[TASK BRIEF]: Where does the string "результатам" appear in the records? Copy every line that contains it.

━━━ DATA TO USE ━━━

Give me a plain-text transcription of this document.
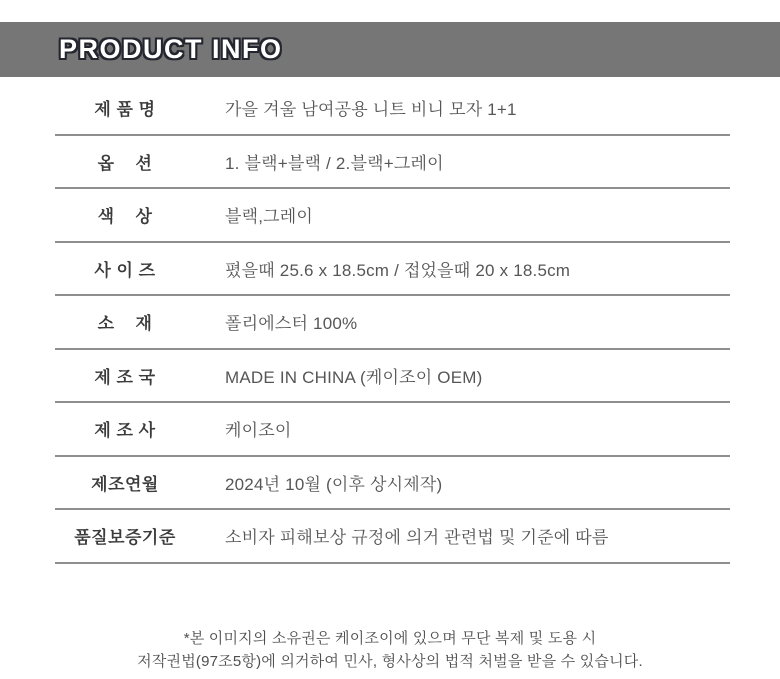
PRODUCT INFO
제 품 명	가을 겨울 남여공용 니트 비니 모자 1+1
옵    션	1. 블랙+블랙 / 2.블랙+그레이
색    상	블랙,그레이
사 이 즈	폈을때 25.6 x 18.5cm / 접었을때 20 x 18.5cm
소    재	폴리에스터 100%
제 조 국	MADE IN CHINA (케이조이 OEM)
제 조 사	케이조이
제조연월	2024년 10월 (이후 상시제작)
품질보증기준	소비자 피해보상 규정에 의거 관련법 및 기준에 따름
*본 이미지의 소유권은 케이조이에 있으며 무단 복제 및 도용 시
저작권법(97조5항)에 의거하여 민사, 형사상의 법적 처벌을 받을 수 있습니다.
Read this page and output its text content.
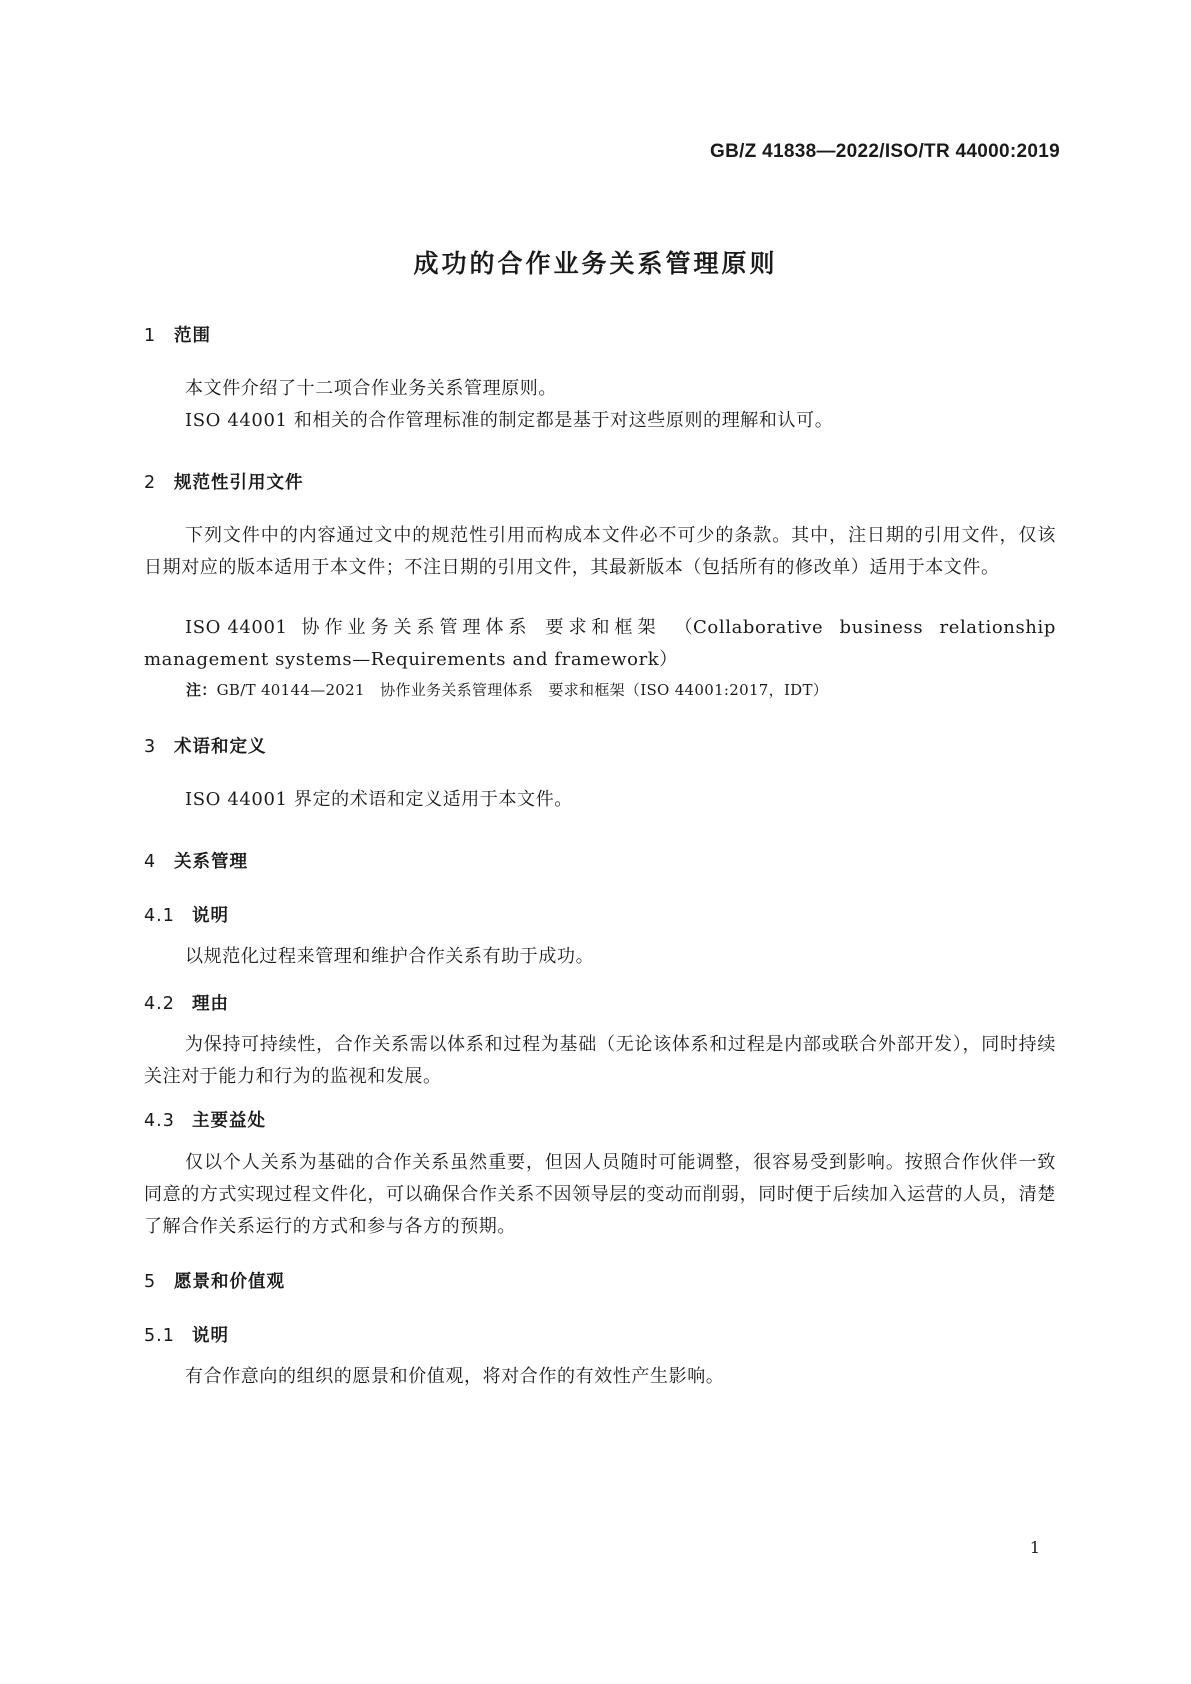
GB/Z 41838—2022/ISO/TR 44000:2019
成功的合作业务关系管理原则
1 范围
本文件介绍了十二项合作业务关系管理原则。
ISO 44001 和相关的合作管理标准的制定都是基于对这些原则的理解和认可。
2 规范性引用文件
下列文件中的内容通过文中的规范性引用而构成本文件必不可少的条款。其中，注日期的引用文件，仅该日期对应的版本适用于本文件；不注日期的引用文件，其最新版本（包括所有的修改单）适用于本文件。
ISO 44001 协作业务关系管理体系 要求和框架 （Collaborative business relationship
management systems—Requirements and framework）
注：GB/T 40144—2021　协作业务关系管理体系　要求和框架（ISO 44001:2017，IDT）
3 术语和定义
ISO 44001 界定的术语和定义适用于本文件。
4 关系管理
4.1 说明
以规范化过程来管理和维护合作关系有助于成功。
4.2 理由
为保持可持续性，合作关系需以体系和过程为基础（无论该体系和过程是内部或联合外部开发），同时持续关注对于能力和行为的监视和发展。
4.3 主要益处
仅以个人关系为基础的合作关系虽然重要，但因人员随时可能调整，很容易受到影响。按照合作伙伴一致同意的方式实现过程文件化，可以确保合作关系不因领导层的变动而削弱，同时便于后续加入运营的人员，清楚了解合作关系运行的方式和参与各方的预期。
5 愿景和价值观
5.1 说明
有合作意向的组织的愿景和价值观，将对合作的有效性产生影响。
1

━━━
━━━ DATA TO USE ━━━

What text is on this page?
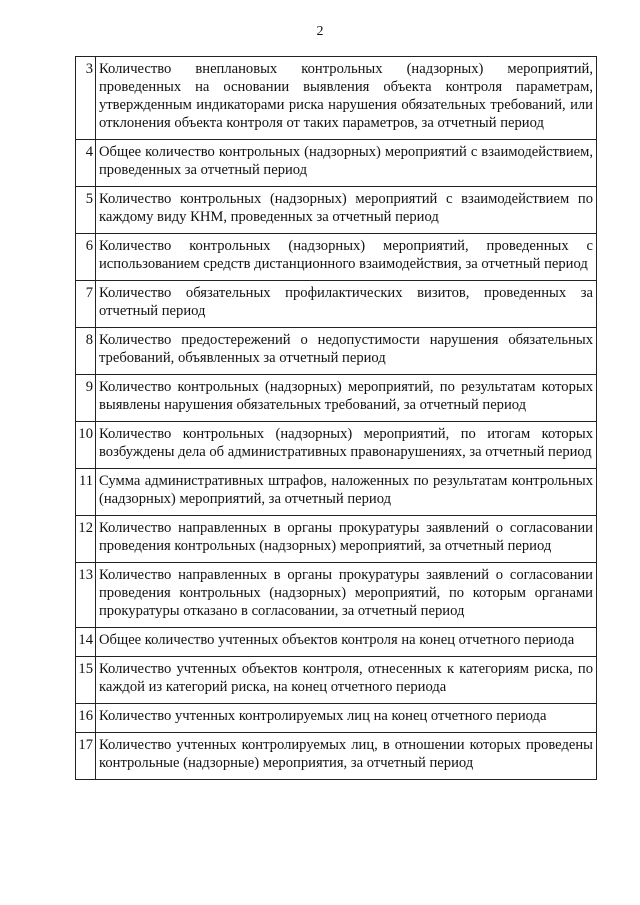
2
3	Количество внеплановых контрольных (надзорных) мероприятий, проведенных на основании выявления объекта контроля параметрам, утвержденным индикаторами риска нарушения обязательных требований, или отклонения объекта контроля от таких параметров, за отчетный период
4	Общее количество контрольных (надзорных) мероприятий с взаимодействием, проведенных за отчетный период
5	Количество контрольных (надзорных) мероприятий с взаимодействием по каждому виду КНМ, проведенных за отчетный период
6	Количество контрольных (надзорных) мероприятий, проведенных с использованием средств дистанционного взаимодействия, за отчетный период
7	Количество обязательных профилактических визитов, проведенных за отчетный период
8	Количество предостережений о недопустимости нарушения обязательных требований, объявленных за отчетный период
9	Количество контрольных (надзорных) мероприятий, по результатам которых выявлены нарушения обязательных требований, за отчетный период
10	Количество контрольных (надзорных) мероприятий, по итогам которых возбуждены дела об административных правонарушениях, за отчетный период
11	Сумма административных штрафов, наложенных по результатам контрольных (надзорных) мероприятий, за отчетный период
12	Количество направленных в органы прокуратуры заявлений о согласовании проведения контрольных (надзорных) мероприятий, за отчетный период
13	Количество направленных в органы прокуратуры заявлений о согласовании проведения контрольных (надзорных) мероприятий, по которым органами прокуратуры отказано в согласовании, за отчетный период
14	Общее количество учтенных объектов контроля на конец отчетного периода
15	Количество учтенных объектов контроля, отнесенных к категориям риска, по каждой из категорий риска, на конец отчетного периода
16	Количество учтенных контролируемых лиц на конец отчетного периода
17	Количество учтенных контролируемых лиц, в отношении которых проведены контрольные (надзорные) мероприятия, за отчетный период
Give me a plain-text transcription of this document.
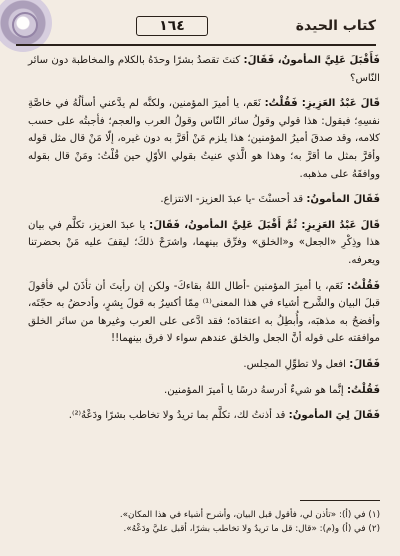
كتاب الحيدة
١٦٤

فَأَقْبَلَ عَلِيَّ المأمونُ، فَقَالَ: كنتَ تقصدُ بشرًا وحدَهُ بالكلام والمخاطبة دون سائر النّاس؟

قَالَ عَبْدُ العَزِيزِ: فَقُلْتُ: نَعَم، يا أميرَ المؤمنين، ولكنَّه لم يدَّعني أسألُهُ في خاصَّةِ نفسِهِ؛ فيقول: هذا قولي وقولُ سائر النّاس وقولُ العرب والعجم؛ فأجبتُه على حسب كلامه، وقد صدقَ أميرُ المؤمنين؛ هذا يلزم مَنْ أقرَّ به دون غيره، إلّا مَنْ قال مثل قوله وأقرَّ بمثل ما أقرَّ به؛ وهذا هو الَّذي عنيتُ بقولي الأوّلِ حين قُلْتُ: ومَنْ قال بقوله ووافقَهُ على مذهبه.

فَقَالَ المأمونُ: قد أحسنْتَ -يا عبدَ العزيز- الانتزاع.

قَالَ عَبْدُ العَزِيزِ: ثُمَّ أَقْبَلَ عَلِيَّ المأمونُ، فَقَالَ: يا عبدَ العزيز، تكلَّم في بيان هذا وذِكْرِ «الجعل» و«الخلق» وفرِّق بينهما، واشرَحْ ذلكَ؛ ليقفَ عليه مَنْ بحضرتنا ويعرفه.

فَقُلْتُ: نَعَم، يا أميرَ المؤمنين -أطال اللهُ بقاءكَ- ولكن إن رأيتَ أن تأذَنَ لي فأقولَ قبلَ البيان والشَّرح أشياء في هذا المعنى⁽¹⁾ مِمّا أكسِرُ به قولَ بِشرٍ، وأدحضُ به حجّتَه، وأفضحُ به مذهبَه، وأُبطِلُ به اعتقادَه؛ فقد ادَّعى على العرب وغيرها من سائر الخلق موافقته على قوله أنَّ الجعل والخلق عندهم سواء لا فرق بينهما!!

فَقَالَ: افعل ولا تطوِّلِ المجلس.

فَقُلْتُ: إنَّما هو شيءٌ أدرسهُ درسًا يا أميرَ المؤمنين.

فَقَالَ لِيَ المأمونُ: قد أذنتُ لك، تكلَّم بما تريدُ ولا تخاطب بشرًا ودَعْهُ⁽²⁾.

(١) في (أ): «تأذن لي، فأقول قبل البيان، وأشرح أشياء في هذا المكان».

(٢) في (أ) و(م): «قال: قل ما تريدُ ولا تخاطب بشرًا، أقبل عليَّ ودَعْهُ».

━━━

[RESULT OF THIS EXERCISE]:
9	Количество контрольных (надзорных) мероприятий, по результатам которых выявлены нарушения обязательных требований, за отчетный период
11	Сумма административных штрафов, наложенных по результатам контрольных (надзорных) мероприятий, за отчетный период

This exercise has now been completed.